> [AIM]
Restate each of the lines below word for word and drop every picture.

> [Dataset excerpts]
━━━━━━━━━━

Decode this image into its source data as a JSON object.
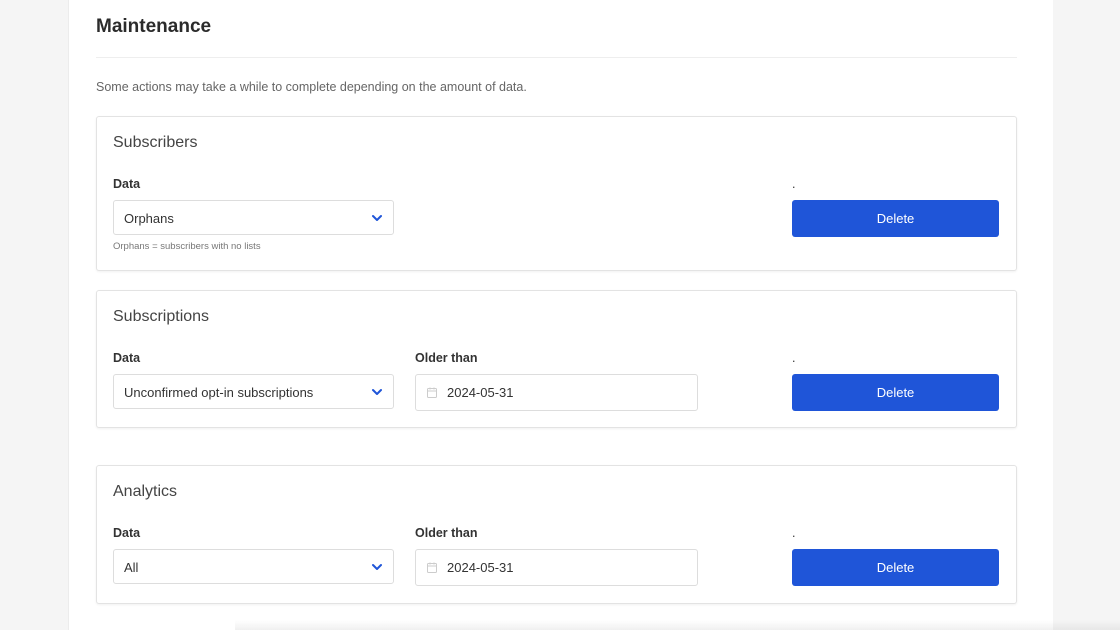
{
  "page": {
    "title": "Maintenance",
    "intro": "Some actions may take a while to complete depending on the amount of data."
  },
  "subscribers": {
    "title": "Subscribers",
    "data_label": "Data",
    "data_value": "Orphans",
    "help": "Orphans = subscribers with no lists",
    "action_label": ".",
    "delete_label": "Delete"
  },
  "subscriptions": {
    "title": "Subscriptions",
    "data_label": "Data",
    "data_value": "Unconfirmed opt-in subscriptions",
    "older_label": "Older than",
    "older_value": "2024-05-31",
    "action_label": ".",
    "delete_label": "Delete"
  },
  "analytics": {
    "title": "Analytics",
    "data_label": "Data",
    "data_value": "All",
    "older_label": "Older than",
    "older_value": "2024-05-31",
    "action_label": ".",
    "delete_label": "Delete"
  },
  "icons": {
    "dropdown": "chevron-down-icon",
    "date": "calendar-icon"
  },
  "colors": {
    "primary": "#1f55d8",
    "chevron": "#1f55d8"
  }
}
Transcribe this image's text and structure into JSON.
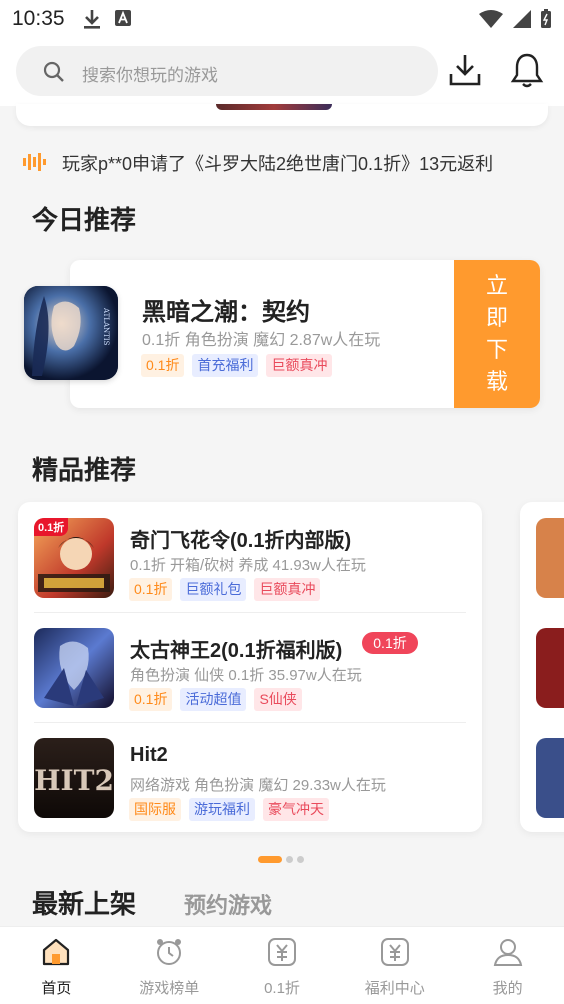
{
  "status": {
    "time": "10:35"
  },
  "search": {
    "placeholder": "搜索你想玩的游戏"
  },
  "ticker": {
    "text": "玩家p**0申请了《斗罗大陆2绝世唐门0.1折》13元返利"
  },
  "today": {
    "section_title": "今日推荐",
    "game": {
      "name": "黑暗之潮：契约",
      "meta": "0.1折 角色扮演 魔幻 2.87w人在玩",
      "icon_text": "ATLANTIS",
      "tags": [
        {
          "label": "0.1折",
          "style": "orange"
        },
        {
          "label": "首充福利",
          "style": "blue"
        },
        {
          "label": "巨额真冲",
          "style": "red"
        }
      ]
    },
    "download_label": [
      "立",
      "即",
      "下",
      "载"
    ]
  },
  "premium": {
    "section_title": "精品推荐",
    "games": [
      {
        "name": "奇门飞花令(0.1折内部版)",
        "meta": "0.1折 开箱/砍树 养成  41.93w人在玩",
        "badge": "0.1折",
        "tags": [
          {
            "label": "0.1折",
            "style": "orange"
          },
          {
            "label": "巨额礼包",
            "style": "blue"
          },
          {
            "label": "巨额真冲",
            "style": "red"
          }
        ]
      },
      {
        "name": "太古神王2(0.1折福利版)",
        "meta": "角色扮演 仙侠 0.1折  35.97w人在玩",
        "discount": "0.1折",
        "tags": [
          {
            "label": "0.1折",
            "style": "orange"
          },
          {
            "label": "活动超值",
            "style": "blue"
          },
          {
            "label": "S仙侠",
            "style": "red"
          }
        ]
      },
      {
        "name": "Hit2",
        "meta": "网络游戏 角色扮演 魔幻  29.33w人在玩",
        "icon_text": "HIT2",
        "tags": [
          {
            "label": "国际服",
            "style": "orange"
          },
          {
            "label": "游玩福利",
            "style": "blue"
          },
          {
            "label": "豪气冲天",
            "style": "red"
          }
        ]
      }
    ]
  },
  "tabs": {
    "latest": "最新上架",
    "reserve": "预约游戏"
  },
  "bottom_nav": [
    {
      "label": "首页",
      "icon": "home-icon",
      "active": true
    },
    {
      "label": "游戏榜单",
      "icon": "ranking-icon",
      "active": false
    },
    {
      "label": "0.1折",
      "icon": "discount-icon",
      "active": false
    },
    {
      "label": "福利中心",
      "icon": "welfare-icon",
      "active": false
    },
    {
      "label": "我的",
      "icon": "profile-icon",
      "active": false
    }
  ],
  "colors": {
    "accent": "#ff9a2e",
    "discount_red": "#f0455a"
  }
}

━━━━━━━━━━

> [RESULT FOR THIS EXERCISE]
Decode this image into its source data as a JSON object.
{
  "page": {
    "title": "Maintenance",
    "intro": "Some actions may take a while to complete depending on the amount of data."
  },
  "subscribers": {
    "title": "Subscribers",
    "data_label": "Data",
    "data_value": "Orphans",
    "help": "Orphans = subscribers with no lists",
    "action_label": ".",
    "delete_label": "Delete"
  },
  "subscriptions": {
    "title": "Subscriptions",
    "data_label": "Data",
    "data_value": "Unconfirmed opt-in subscriptions",
    "older_label": "Older than",
    "older_value": "2024-05-31",
    "action_label": ".",
    "delete_label": "Delete"
  },
  "analytics": {
    "title": "Analytics",
    "data_label": "Data",
    "data_value": "All",
    "older_label": "Older than",
    "older_value": "2024-05-31",
    "action_label": ".",
    "delete_label": "Delete"
  },
  "icons": {
    "dropdown": "chevron-down-icon",
    "date": "calendar-icon"
  },
  "colors": {
    "primary": "#1f55d8",
    "chevron": "#1f55d8"
  }
}
Transcribe this image's text and structure into JSON.
{
  "status": {
    "time": "10:35"
  },
  "search": {
    "placeholder": "搜索你想玩的游戏"
  },
  "ticker": {
    "text": "玩家p**0申请了《斗罗大陆2绝世唐门0.1折》13元返利"
  },
  "today": {
    "section_title": "今日推荐",
    "game": {
      "name": "黑暗之潮：契约",
      "meta": "0.1折 角色扮演 魔幻 2.87w人在玩",
      "icon_text": "ATLANTIS",
      "tags": [
        {
          "label": "0.1折",
          "style": "orange"
        },
        {
          "label": "首充福利",
          "style": "blue"
        },
        {
          "label": "巨额真冲",
          "style": "red"
        }
      ]
    },
    "download_label": [
      "立",
      "即",
      "下",
      "载"
    ]
  },
  "premium": {
    "section_title": "精品推荐",
    "games": [
      {
        "name": "奇门飞花令(0.1折内部版)",
        "meta": "0.1折 开箱/砍树 养成  41.93w人在玩",
        "badge": "0.1折",
        "tags": [
          {
            "label": "0.1折",
            "style": "orange"
          },
          {
            "label": "巨额礼包",
            "style": "blue"
          },
          {
            "label": "巨额真冲",
            "style": "red"
          }
        ]
      },
      {
        "name": "太古神王2(0.1折福利版)",
        "meta": "角色扮演 仙侠 0.1折  35.97w人在玩",
        "discount": "0.1折",
        "tags": [
          {
            "label": "0.1折",
            "style": "orange"
          },
          {
            "label": "活动超值",
            "style": "blue"
          },
          {
            "label": "S仙侠",
            "style": "red"
          }
        ]
      },
      {
        "name": "Hit2",
        "meta": "网络游戏 角色扮演 魔幻  29.33w人在玩",
        "icon_text": "HIT2",
        "tags": [
          {
            "label": "国际服",
            "style": "orange"
          },
          {
            "label": "游玩福利",
            "style": "blue"
          },
          {
            "label": "豪气冲天",
            "style": "red"
          }
        ]
      }
    ]
  },
  "tabs": {
    "latest": "最新上架",
    "reserve": "预约游戏"
  },
  "bottom_nav": [
    {
      "label": "首页",
      "icon": "home-icon",
      "active": true
    },
    {
      "label": "游戏榜单",
      "icon": "ranking-icon",
      "active": false
    },
    {
      "label": "0.1折",
      "icon": "discount-icon",
      "active": false
    },
    {
      "label": "福利中心",
      "icon": "welfare-icon",
      "active": false
    },
    {
      "label": "我的",
      "icon": "profile-icon",
      "active": false
    }
  ],
  "colors": {
    "accent": "#ff9a2e",
    "discount_red": "#f0455a"
  }
}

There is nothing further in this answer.